- **Stated goal**
What lines of the data include the string "direct"? Copy them all.

╭─ Supplied records

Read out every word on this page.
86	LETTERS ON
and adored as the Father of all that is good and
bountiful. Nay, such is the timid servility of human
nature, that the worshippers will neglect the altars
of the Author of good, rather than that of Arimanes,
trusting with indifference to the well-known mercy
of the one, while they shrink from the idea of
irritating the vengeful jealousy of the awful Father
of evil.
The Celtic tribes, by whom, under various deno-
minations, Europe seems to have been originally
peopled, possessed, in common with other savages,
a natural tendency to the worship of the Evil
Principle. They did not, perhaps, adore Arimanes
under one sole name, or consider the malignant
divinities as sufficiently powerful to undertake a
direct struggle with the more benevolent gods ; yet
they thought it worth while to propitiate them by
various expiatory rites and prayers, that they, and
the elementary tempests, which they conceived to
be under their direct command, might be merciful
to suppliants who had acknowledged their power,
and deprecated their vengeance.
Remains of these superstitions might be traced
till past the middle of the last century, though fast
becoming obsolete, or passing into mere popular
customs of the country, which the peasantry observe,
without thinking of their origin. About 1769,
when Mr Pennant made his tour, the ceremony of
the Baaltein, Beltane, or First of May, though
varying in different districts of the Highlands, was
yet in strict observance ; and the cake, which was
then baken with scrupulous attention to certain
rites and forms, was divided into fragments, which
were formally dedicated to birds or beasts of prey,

╰─
╭─ Supplied records

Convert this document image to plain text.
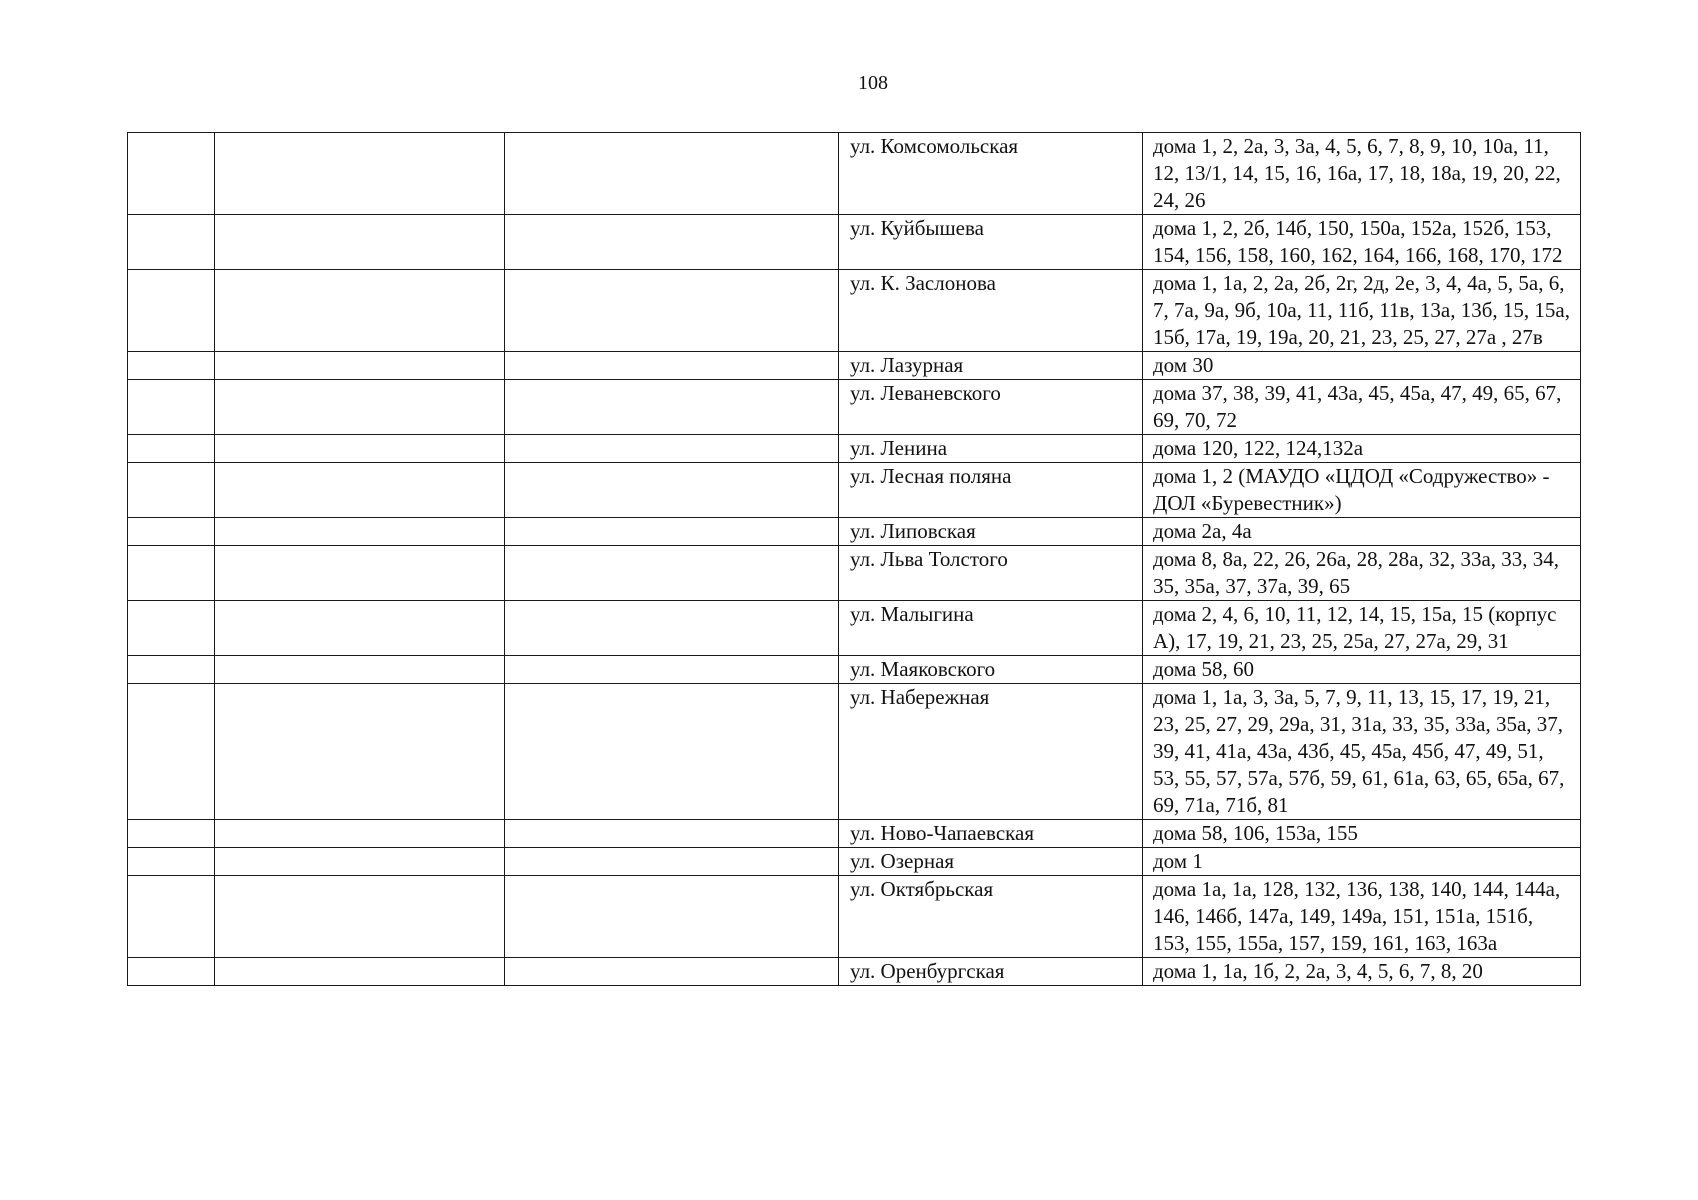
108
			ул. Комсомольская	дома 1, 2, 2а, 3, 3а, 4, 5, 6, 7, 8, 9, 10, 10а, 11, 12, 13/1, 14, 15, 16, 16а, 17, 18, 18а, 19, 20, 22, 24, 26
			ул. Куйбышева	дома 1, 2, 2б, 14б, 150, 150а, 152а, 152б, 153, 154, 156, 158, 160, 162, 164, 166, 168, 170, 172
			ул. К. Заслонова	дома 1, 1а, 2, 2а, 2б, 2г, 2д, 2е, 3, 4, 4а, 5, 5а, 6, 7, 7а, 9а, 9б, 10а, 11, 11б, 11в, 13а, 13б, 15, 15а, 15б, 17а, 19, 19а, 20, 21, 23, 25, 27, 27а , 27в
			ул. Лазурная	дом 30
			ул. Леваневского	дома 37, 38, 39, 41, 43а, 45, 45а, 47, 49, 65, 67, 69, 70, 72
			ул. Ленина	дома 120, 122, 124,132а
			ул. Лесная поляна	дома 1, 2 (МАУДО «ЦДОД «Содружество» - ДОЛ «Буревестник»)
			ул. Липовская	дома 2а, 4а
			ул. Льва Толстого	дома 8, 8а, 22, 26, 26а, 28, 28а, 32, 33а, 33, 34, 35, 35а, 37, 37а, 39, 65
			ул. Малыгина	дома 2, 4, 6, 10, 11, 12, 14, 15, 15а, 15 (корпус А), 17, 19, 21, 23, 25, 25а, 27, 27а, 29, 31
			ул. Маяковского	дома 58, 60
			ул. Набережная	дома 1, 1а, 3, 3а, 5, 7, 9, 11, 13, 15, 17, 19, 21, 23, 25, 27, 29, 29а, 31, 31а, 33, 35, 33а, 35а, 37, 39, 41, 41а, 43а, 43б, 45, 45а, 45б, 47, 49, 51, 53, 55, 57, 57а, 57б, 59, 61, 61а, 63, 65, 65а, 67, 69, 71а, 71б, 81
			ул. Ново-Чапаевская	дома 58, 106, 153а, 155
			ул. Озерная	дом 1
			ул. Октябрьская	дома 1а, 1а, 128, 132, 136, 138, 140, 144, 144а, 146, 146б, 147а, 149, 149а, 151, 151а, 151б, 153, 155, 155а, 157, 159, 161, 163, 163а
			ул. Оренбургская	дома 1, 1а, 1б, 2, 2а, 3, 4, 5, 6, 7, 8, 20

╰─
╭─ Supplied records

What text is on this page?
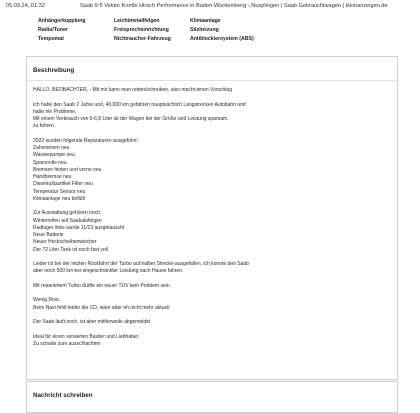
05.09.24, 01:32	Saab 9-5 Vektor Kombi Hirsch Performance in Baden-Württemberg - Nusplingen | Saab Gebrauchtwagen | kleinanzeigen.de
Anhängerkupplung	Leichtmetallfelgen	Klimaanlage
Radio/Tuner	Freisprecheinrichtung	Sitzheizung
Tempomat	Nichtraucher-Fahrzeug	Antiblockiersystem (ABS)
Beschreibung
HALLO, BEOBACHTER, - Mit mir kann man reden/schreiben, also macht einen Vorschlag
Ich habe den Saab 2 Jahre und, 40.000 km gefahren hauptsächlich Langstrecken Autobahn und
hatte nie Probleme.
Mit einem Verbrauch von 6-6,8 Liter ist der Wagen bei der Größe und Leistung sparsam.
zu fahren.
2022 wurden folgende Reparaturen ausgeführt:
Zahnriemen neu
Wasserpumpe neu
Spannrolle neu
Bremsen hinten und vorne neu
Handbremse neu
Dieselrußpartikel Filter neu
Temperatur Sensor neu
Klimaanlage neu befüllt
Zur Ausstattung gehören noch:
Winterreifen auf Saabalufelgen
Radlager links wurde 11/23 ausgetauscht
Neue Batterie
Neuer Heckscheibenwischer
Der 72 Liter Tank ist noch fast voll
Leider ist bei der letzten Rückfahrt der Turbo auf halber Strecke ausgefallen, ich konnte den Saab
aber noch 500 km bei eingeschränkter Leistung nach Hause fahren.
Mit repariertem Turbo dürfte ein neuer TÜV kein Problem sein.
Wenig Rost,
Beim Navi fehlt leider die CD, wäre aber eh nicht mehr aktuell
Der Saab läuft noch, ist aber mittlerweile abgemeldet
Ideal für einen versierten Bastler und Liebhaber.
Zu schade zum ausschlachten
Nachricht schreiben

╰─

- **Reply to the exercise**
direct struggle with the more benevolent gods ; yet
be under their direct command, might be merciful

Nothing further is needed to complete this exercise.